Given request »
Convert the stretch of records from the line containing "bar-2025-7月 <box>281 204 286 338</box>" through the line containing "bar-2023-12月 <box>424 224 430 338</box>", both ends included, into a JSON list of strings with one string per line and blank lines omitted.

----

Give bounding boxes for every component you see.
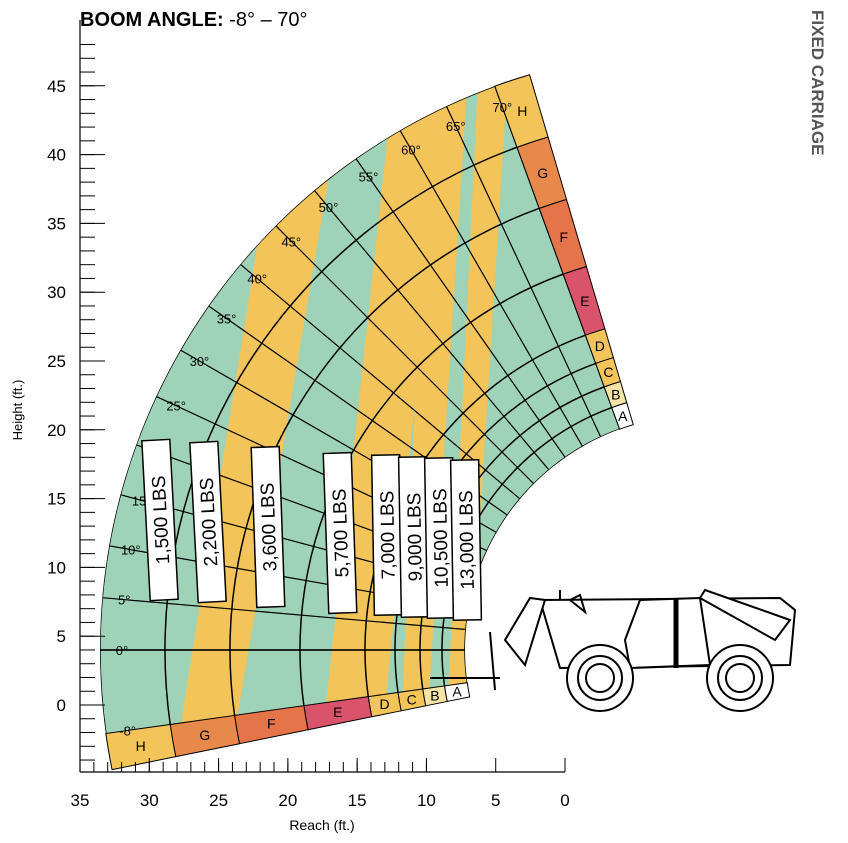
zone-letter: B [430,688,439,704]
zone-letter: E [580,293,589,309]
angle-label: 65° [446,119,466,134]
title: BOOM ANGLE: -8° – 70° [80,9,308,31]
y-tick-label: 30 [47,283,66,302]
zone-letter: B [611,387,620,403]
angle-label: 25° [166,399,186,414]
zone-letter: G [537,165,548,181]
y-tick-label: 45 [47,77,66,96]
load-label: 7,000 LBS [377,490,400,579]
title-value: -8° – 70° [229,9,307,31]
zone-letter: F [267,716,276,732]
zone-letter: H [136,738,146,754]
x-tick-label: 15 [348,791,367,810]
y-tick-label: 25 [47,352,66,371]
y-tick-label: 5 [57,627,66,646]
angle-label: 60° [401,142,421,157]
x-tick-label: 30 [140,791,159,810]
angle-label: 30° [190,354,210,369]
angle-label: 0° [116,643,128,658]
x-tick-label: 25 [209,791,228,810]
angle-label: 35° [217,311,237,326]
y-axis-label: Height (ft.) [10,380,25,441]
load-box: 7,000 LBS [372,455,403,615]
zone-letter: D [380,696,390,712]
telehandler [430,590,795,711]
load-label: 10,500 LBS [430,488,453,588]
zone-letter: E [333,704,342,720]
x-tick-label: 5 [491,791,500,810]
x-tick-label: 10 [417,791,436,810]
zone-letter: G [199,727,210,743]
zone-letter: F [559,229,568,245]
zone-letter: C [603,364,613,380]
angle-label: 70° [492,100,512,115]
x-tick-label: 0 [560,791,569,810]
y-tick-label: 10 [47,558,66,577]
angle-label: 5° [118,593,130,608]
side-label: FIXED CARRIAGE [808,10,827,155]
angle-label: 45° [281,234,301,249]
x-tick-label: 20 [278,791,297,810]
load-box: 3,600 LBS [251,447,285,608]
angle-label: 10° [121,543,141,558]
y-tick-label: 35 [47,214,66,233]
load-label: 13,000 LBS [456,490,479,590]
load-label: 3,600 LBS [257,482,281,571]
angle-label: 50° [319,200,339,215]
y-tick-label: 15 [47,490,66,509]
y-tick-label: 0 [57,696,66,715]
zone-letter: A [618,408,628,424]
title-label: BOOM ANGLE: [80,9,224,31]
zone-letter: D [595,338,605,354]
load-chart: ABCDEFGHABCDEFGH 05101520253035404535302… [0,0,848,838]
angle-label: 55° [359,170,379,185]
angle-label: -8° [119,723,136,738]
x-axis-label: Reach (ft.) [289,817,354,833]
zone-letter: H [517,103,527,119]
zone-letter: C [407,692,417,708]
load-box: 13,000 LBS [451,460,482,620]
x-tick-label: 35 [71,791,90,810]
y-tick-label: 40 [47,146,66,165]
load-box: 5,700 LBS [323,453,357,614]
angle-label: 40° [247,271,267,286]
zone-letter: A [452,684,462,700]
load-label: 9,000 LBS [404,492,427,581]
load-label: 5,700 LBS [329,488,353,577]
y-tick-label: 20 [47,421,66,440]
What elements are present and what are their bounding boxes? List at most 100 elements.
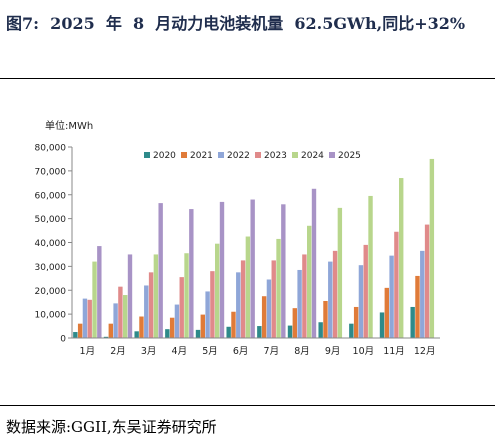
bar-2025-7月 <box>281 204 286 338</box>
bar-2023-9月 <box>332 250 338 338</box>
legend-label: 2021 <box>190 151 213 161</box>
bar-2021-1月 <box>77 323 83 338</box>
x-tick-label: 9月 <box>325 346 341 357</box>
bar-2025-4月 <box>189 209 194 338</box>
bar-2023-12月 <box>424 224 430 338</box>
bar-2024-12月 <box>429 158 435 338</box>
legend-swatch <box>144 152 150 158</box>
x-tick-label: 8月 <box>294 346 310 357</box>
bar-2023-6月 <box>240 260 246 338</box>
bar-2021-6月 <box>231 311 236 338</box>
legend-swatch <box>292 152 298 158</box>
bar-2024-7月 <box>276 238 281 338</box>
bar-2023-7月 <box>271 260 276 338</box>
y-tick-label: 30,000 <box>35 263 67 273</box>
bar-2020-1月 <box>73 332 78 338</box>
bar-chart: 单位:MWh 2020 2021 2022 2023 2024 2025 0 10,000 2… <box>35 119 440 357</box>
bar-2022-8月 <box>297 269 302 338</box>
bar-2024-3月 <box>153 254 159 338</box>
bar-2024-8月 <box>307 225 312 338</box>
y-tick-label: 40,000 <box>35 239 67 249</box>
bottom-divider <box>0 405 495 406</box>
legend-swatch <box>329 152 335 158</box>
bars <box>73 158 435 338</box>
bar-2025-8月 <box>311 188 317 338</box>
bar-2021-2月 <box>108 323 113 338</box>
bar-2025-3月 <box>158 203 163 338</box>
bar-2020-2月 <box>103 336 109 338</box>
bar-2022-10月 <box>358 265 364 338</box>
bar-2024-4月 <box>184 253 189 338</box>
y-tick-label: 50,000 <box>35 215 67 225</box>
legend-swatch <box>218 152 224 158</box>
bar-2022-9月 <box>328 261 333 338</box>
bar-2023-1月 <box>87 299 92 338</box>
bar-2024-6月 <box>245 236 251 338</box>
y-tick-label: 80,000 <box>35 144 67 154</box>
bar-2021-7月 <box>261 296 267 338</box>
y-axis: 0 10,000 20,000 30,000 40,000 50,000 60,000 70,… <box>35 144 73 345</box>
bar-2021-4月 <box>169 317 175 338</box>
bar-2022-6月 <box>236 272 241 338</box>
bar-2020-10月 <box>349 323 354 338</box>
top-divider <box>0 78 495 79</box>
bar-2022-1月 <box>82 298 88 338</box>
bar-2020-4月 <box>165 329 170 338</box>
bar-2020-8月 <box>287 325 293 338</box>
bar-2021-10月 <box>353 306 359 338</box>
legend-label: 2022 <box>227 151 250 161</box>
bar-2021-5月 <box>200 314 205 338</box>
x-tick-label: 3月 <box>141 346 157 357</box>
bar-2023-3月 <box>148 272 154 338</box>
y-tick-label: 20,000 <box>35 287 67 297</box>
bar-2020-5月 <box>195 329 201 338</box>
legend-label: 2025 <box>338 151 361 161</box>
bar-2023-2月 <box>118 286 123 338</box>
bar-2023-11月 <box>394 231 399 338</box>
bar-2025-5月 <box>219 201 225 338</box>
bar-2024-9月 <box>337 207 343 338</box>
bar-2025-6月 <box>250 199 255 338</box>
bar-2022-7月 <box>266 279 272 338</box>
bar-2024-11月 <box>399 178 404 338</box>
legend: 2020 2021 2022 2023 2024 2025 <box>144 151 361 161</box>
bar-2020-6月 <box>226 326 231 338</box>
bar-2024-10月 <box>368 195 373 338</box>
bar-2025-2月 <box>127 254 133 338</box>
legend-swatch <box>181 152 187 158</box>
bar-2021-9月 <box>323 300 328 338</box>
x-tick-label: 11月 <box>383 346 405 357</box>
y-tick-label: 60,000 <box>35 191 67 201</box>
bar-2024-1月 <box>92 261 97 338</box>
bar-2023-5月 <box>210 271 215 338</box>
bar-2021-3月 <box>139 316 144 338</box>
bar-2020-7月 <box>257 326 262 338</box>
x-tick-label: 6月 <box>233 346 249 357</box>
bar-2020-9月 <box>318 322 323 338</box>
bar-2022-3月 <box>144 285 149 338</box>
y-tick-label: 70,000 <box>35 167 67 177</box>
x-tick-label: 4月 <box>172 346 188 357</box>
bar-2020-11月 <box>379 312 385 338</box>
x-tick-label: 1月 <box>80 346 96 357</box>
bar-2021-11月 <box>384 287 389 338</box>
bar-2022-11月 <box>389 255 394 338</box>
source-note: 数据来源:GGII,东吴证券研究所 <box>6 418 217 436</box>
unit-label: 单位:MWh <box>45 119 93 132</box>
bar-2021-12月 <box>415 275 420 338</box>
bar-2020-3月 <box>134 331 139 338</box>
bar-2020-12月 <box>410 306 415 338</box>
legend-label: 2020 <box>153 151 176 161</box>
bar-2022-5月 <box>205 291 210 338</box>
x-tick-label: 10月 <box>353 346 375 357</box>
bar-2024-2月 <box>123 295 128 338</box>
bar-2022-2月 <box>113 303 118 338</box>
x-tick-label: 2月 <box>110 346 126 357</box>
x-axis: 1月 2月 3月 4月 5月 6月 7月 8月 9月 10月 11月 12月 <box>72 337 440 357</box>
bar-2024-5月 <box>215 243 220 338</box>
y-tick-label: 10,000 <box>35 311 67 321</box>
x-tick-label: 5月 <box>202 346 218 357</box>
bar-2023-8月 <box>302 254 307 338</box>
bar-2023-10月 <box>363 244 368 338</box>
y-tick-label: 0 <box>60 335 66 345</box>
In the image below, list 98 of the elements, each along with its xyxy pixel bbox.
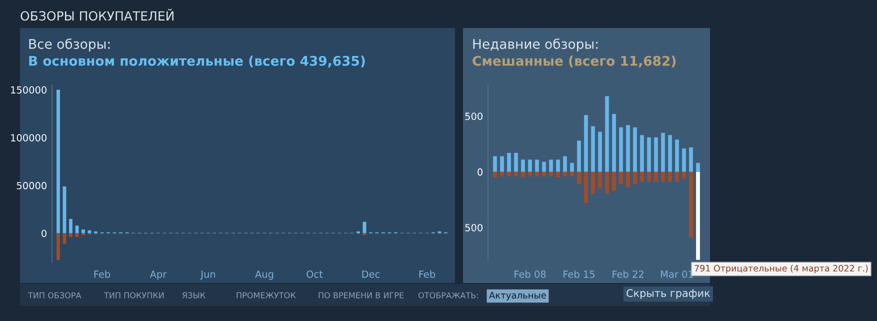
bar [493,172,497,178]
bar [640,135,644,172]
bar [549,172,553,176]
x-tick-label: Dec [362,270,380,278]
text: ПРОМЕЖУТОК [236,292,296,298]
bar [500,156,504,172]
y-tick-label: 100000 [11,134,46,142]
bar [612,114,616,172]
text: ОТОБРАЖАТЬ: [418,292,478,298]
bar [521,172,525,178]
chart-subtitle: Смешанные (всего 11,682) [472,56,676,68]
text: ПО ВРЕМЕНИ В ИГРЕ [318,292,404,298]
bar [549,160,553,172]
bar [675,140,679,172]
x-tick-label: Oct [306,270,323,278]
bar [69,233,72,238]
bar [647,172,651,182]
bar [682,148,686,172]
bar [556,160,560,172]
y-tick-label: 50000 [16,182,46,190]
bar [563,156,567,172]
bar [500,172,504,176]
bar [654,172,658,182]
bar [507,172,511,176]
text: 791 Отрицательные (4 марта 2022 г.) [694,264,868,274]
bar [689,172,693,238]
x-tick-label: Aug [255,270,274,280]
x-tick-label: Apr [150,270,167,280]
bar [591,126,595,172]
bar [56,233,60,260]
bar [689,147,693,172]
bar [521,160,525,172]
bar [668,172,672,182]
bar [577,172,581,184]
y-tick-label: 0 [478,168,482,176]
chart-subtitle: В основном положительные (всего 439,635) [29,56,365,68]
text: ТИП ОБЗОРА [28,292,82,298]
y-tick-label: 500 [465,224,482,232]
text: Скрыть график [626,289,710,300]
x-tick-label: Jun [200,270,216,280]
bar [535,172,539,176]
bar [535,160,539,172]
bar [563,172,567,176]
bar [507,152,511,172]
bar [88,230,92,234]
text: ЯЗЫК [182,292,206,298]
bar [619,127,623,172]
bar [493,156,497,172]
bar [82,229,85,234]
bar [69,218,72,234]
bar [661,172,665,182]
bar [570,162,574,172]
bar [626,172,630,188]
bar [514,152,518,172]
x-tick-label: Feb [94,270,110,278]
bar [654,137,658,172]
bar [556,172,560,178]
bar [577,140,581,172]
bar [514,172,518,176]
bar [591,172,595,194]
bar [633,172,637,184]
text: ОБЗОРЫ ПОКУПАТЕЛЕЙ [20,8,174,21]
bar [56,90,60,234]
x-tick-label: Feb 15 [564,270,594,278]
bar [584,115,588,172]
bar [542,172,546,176]
bar [633,127,637,172]
bar [598,172,602,189]
y-tick-label: 150000 [11,86,46,94]
bar [528,160,532,172]
chart-title: Все обзоры: [29,38,110,52]
bar [675,172,679,182]
bar [584,172,588,203]
bar [605,172,609,194]
bar [605,96,609,172]
text: Актуальные [489,292,546,300]
bar [570,172,574,176]
bar [647,137,651,172]
text: ТИП ПОКУПКИ [104,292,164,298]
x-tick-label: Feb 22 [612,270,644,278]
x-tick-label: Feb 08 [514,270,546,278]
bar [619,172,623,184]
bar [696,172,700,260]
bar [626,125,630,172]
bar [696,162,700,172]
bar [598,132,602,172]
bar [528,172,532,176]
chart-title: Недавние обзоры: [473,38,598,52]
bar [612,172,616,191]
bar [640,172,644,182]
x-tick-label: Feb [419,270,436,278]
bar [542,162,546,172]
bar [682,172,686,179]
bar [75,226,79,234]
bar [668,135,672,172]
bar [661,132,665,172]
y-tick-label: 0 [42,230,46,238]
y-tick-label: 500 [465,112,482,120]
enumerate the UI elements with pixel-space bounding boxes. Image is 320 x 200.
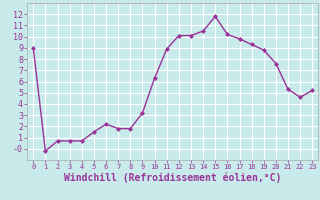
X-axis label: Windchill (Refroidissement éolien,°C): Windchill (Refroidissement éolien,°C) (64, 173, 282, 183)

----

Task result »
[
  "bar-2025-7月 <box>281 204 286 338</box>",
  "bar-2023-9月 <box>332 250 338 338</box>",
  "legend-label: 2021 <box>190 151 213 161</box>",
  "bar-2021-1月 <box>77 323 83 338</box>",
  "x-tick-label: 9月 <box>325 346 341 357</box>",
  "bar-2025-4月 <box>189 209 194 338</box>",
  "bar-2023-12月 <box>424 224 430 338</box>"
]